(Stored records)
╔══

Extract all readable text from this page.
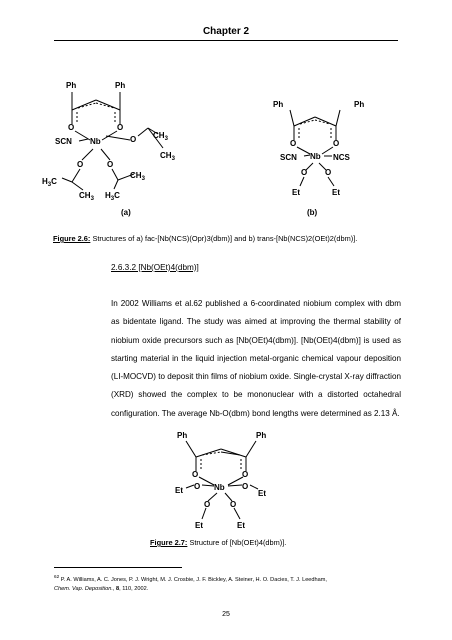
Chapter 2
Ph	Ph
O	O
Nb
SCN	O $CH_3$
$CH_3$
O	O
$H_3C$
$CH_3$ $H_3C$
$CH_3$
Ph	Ph
O	O
Nb
SCN	NCS
O O
Et	Et
(a)	(b)
Figure 2.6: Structures of a) fac-[Nb(NCS)(Opr)3(dbm)] and b) trans-[Nb(NCS)2(OEt)2(dbm)].
2.6.3.2 [Nb(OEt)4(dbm)]
In 2002 Williams et al.62 published a 6-coordinated niobium complex with dbm as bidentate ligand. The study was aimed at improving the thermal stability of niobium oxide precursors such as [Nb(OEt)4(dbm)]. [Nb(OEt)4(dbm)] is used as starting material in the liquid injection metal-organic chemical vapour deposition (LI-MOCVD) to deposit thin films of niobium oxide. Single-crystal X-ray diffraction (XRD) showed the complex to be mononuclear with a distorted octahedral configuration. The average Nb-O(dbm) bond lengths were determined as 2.13 Å.
Ph	Ph
O	O
Nb
O	O
Et	Et
O O
Et	Et
Figure 2.7: Structure of [Nb(OEt)4(dbm)].
$^{62}$ P. A. Williams, A. C. Jones, P. J. Wright, M. J. Crosbie, J. F. Bickley, A. Steiner, H. O. Dacies, T. J. Leedham,
Chem. Vap. Deposition., 8, 110, 2002.
25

╚══

What is required: Each record above should be copied character for character, with pictures dropped.

Exercise solution:
Extract all readable text from this page.
Chapter 2
Ph	Ph
O	O
Nb
SCN	O $CH_3$
$CH_3$
O	O
$H_3C$
$CH_3$ $H_3C$
$CH_3$
Ph	Ph
O	O
Nb
SCN	NCS
O O
Et	Et
(a)	(b)
Figure 2.6: Structures of a) fac-[Nb(NCS)(Opr)3(dbm)] and b) trans-[Nb(NCS)2(OEt)2(dbm)].
2.6.3.2 [Nb(OEt)4(dbm)]
In 2002 Williams et al.62 published a 6-coordinated niobium complex with dbm as bidentate ligand. The study was aimed at improving the thermal stability of niobium oxide precursors such as [Nb(OEt)4(dbm)]. [Nb(OEt)4(dbm)] is used as starting material in the liquid injection metal-organic chemical vapour deposition (LI-MOCVD) to deposit thin films of niobium oxide. Single-crystal X-ray diffraction (XRD) showed the complex to be mononuclear with a distorted octahedral configuration. The average Nb-O(dbm) bond lengths were determined as 2.13 Å.
Ph	Ph
O	O
Nb
O	O
Et	Et
O O
Et	Et
Figure 2.7: Structure of [Nb(OEt)4(dbm)].
$^{62}$ P. A. Williams, A. C. Jones, P. J. Wright, M. J. Crosbie, J. F. Bickley, A. Steiner, H. O. Dacies, T. J. Leedham,
Chem. Vap. Deposition., 8, 110, 2002.
25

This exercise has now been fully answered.